----- Material shown
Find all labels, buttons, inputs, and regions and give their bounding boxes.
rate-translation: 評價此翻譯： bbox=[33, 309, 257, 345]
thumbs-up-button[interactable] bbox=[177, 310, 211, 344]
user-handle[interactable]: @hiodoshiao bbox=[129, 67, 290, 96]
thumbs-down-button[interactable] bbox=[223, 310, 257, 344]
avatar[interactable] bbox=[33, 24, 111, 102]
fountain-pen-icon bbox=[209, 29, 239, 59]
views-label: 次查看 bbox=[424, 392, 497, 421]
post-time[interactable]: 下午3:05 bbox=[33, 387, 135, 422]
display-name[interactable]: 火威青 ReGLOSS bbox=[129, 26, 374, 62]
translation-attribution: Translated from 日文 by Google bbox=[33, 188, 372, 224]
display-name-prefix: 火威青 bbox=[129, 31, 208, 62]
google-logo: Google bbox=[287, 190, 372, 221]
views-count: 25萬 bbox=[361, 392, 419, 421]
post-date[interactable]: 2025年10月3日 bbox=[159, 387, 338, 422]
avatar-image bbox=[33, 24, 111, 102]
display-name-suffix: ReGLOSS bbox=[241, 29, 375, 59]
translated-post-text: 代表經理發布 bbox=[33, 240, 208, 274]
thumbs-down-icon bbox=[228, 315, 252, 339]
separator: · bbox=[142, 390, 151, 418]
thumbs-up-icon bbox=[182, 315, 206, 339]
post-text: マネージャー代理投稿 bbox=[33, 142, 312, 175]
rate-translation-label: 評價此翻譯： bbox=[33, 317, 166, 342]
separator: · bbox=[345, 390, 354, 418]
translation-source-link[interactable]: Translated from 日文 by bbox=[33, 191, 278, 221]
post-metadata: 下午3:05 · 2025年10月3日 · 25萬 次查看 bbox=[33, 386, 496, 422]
----------
Can you give the lines of the data as a numbered list, starting at the very beginning of the data and ending at the line that contains "thumbs-down-button[interactable] bbox=[223, 310, 257, 344]", with both ends included and blank lines left out?

*Result of the task*.
1. Find all labels, buttons, inputs, and regions and give their bounding boxes.
2. rate-translation: 評價此翻譯： bbox=[33, 309, 257, 345]
3. thumbs-up-button[interactable] bbox=[177, 310, 211, 344]
4. user-handle[interactable]: @hiodoshiao bbox=[129, 67, 290, 96]
5. thumbs-down-button[interactable] bbox=[223, 310, 257, 344]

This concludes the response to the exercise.